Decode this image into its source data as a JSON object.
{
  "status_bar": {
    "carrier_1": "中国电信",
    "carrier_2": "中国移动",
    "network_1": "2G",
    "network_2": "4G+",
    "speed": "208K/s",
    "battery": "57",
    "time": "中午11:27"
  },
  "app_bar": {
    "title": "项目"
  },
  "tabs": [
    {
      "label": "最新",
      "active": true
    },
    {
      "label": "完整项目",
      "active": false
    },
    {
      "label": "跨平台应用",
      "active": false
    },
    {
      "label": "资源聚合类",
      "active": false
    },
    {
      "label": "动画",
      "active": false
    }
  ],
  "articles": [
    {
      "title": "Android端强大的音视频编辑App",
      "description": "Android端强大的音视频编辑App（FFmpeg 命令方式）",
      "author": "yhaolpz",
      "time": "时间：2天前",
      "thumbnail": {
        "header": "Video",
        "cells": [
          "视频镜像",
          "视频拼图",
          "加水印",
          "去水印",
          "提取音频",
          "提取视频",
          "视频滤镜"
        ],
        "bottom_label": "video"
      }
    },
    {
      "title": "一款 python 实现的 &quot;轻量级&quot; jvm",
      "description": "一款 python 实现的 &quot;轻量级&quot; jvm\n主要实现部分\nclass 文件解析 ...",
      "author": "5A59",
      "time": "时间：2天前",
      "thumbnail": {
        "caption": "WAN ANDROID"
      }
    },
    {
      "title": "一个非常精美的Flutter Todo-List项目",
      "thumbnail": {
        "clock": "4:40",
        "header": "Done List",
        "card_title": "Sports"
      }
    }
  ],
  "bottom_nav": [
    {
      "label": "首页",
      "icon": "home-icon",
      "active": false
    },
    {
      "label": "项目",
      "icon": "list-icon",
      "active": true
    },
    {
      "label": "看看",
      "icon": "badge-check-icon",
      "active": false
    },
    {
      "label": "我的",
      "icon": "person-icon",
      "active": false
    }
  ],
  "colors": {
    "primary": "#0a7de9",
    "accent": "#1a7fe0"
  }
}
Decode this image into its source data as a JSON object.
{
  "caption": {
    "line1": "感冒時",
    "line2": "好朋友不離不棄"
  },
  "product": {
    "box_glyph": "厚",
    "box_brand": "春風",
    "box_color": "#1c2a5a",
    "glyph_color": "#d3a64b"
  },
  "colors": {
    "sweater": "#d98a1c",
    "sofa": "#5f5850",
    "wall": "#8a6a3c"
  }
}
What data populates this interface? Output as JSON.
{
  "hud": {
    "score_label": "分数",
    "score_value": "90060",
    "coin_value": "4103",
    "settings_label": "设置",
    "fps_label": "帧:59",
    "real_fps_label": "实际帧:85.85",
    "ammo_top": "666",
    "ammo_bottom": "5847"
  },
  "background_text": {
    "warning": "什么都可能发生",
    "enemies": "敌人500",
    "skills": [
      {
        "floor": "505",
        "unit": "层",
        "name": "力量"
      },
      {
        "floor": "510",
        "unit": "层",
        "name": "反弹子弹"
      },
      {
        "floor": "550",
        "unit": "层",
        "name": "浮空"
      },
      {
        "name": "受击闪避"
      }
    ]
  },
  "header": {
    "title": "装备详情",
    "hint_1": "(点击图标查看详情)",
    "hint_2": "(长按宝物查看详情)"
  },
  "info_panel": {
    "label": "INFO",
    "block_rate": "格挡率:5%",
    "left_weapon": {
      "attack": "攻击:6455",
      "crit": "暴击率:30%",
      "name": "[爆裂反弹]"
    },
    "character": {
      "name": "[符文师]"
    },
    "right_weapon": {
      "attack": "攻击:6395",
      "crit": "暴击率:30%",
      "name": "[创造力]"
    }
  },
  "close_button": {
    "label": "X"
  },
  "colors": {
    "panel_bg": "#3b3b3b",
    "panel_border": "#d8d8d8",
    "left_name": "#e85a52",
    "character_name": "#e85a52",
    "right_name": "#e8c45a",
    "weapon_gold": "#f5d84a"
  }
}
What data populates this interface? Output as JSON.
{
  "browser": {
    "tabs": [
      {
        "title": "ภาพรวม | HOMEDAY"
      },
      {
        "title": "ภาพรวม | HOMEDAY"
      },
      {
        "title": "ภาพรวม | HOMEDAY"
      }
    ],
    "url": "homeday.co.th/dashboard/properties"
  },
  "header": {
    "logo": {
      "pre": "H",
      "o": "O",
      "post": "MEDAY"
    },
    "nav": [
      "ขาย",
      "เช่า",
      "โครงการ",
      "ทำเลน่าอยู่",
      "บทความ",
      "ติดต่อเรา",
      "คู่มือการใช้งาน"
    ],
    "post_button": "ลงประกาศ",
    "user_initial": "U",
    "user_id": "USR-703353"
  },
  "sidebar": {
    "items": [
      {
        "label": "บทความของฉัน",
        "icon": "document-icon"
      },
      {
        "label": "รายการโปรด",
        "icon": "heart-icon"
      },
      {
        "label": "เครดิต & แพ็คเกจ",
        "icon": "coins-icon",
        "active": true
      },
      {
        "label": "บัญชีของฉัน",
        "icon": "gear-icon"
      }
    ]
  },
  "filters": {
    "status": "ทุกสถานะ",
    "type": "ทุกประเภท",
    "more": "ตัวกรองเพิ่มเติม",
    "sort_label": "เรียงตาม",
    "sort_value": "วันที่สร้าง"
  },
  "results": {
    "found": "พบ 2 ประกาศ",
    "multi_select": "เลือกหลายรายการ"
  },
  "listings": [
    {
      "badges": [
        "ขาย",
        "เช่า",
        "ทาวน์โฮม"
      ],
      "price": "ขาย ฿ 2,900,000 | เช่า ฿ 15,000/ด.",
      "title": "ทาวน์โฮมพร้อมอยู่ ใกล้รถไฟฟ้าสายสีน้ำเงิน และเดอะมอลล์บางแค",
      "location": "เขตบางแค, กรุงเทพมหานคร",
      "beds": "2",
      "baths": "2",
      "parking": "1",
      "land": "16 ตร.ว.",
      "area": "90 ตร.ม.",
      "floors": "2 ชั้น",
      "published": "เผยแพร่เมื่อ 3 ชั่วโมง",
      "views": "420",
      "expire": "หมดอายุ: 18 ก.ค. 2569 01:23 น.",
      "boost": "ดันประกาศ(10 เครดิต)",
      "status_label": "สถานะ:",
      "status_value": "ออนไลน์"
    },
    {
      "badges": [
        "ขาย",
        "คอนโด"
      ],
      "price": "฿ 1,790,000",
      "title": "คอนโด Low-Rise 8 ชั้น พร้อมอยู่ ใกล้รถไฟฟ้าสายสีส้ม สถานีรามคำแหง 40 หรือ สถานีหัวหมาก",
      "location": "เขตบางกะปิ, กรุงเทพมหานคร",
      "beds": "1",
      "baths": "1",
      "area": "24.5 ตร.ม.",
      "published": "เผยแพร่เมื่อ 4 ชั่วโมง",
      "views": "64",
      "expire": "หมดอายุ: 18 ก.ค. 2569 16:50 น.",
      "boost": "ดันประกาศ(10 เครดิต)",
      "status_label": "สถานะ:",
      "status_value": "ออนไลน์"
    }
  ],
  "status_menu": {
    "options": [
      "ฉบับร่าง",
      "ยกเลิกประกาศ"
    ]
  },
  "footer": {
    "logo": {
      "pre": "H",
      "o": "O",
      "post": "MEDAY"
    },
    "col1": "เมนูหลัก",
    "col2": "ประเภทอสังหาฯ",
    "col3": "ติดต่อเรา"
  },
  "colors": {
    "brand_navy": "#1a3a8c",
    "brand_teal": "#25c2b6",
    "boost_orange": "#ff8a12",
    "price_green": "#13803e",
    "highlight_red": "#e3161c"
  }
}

════════

→ **Required task**:
State how many lines of the records above contain the word "icon", and give only that number.

→ **Complete output**:
8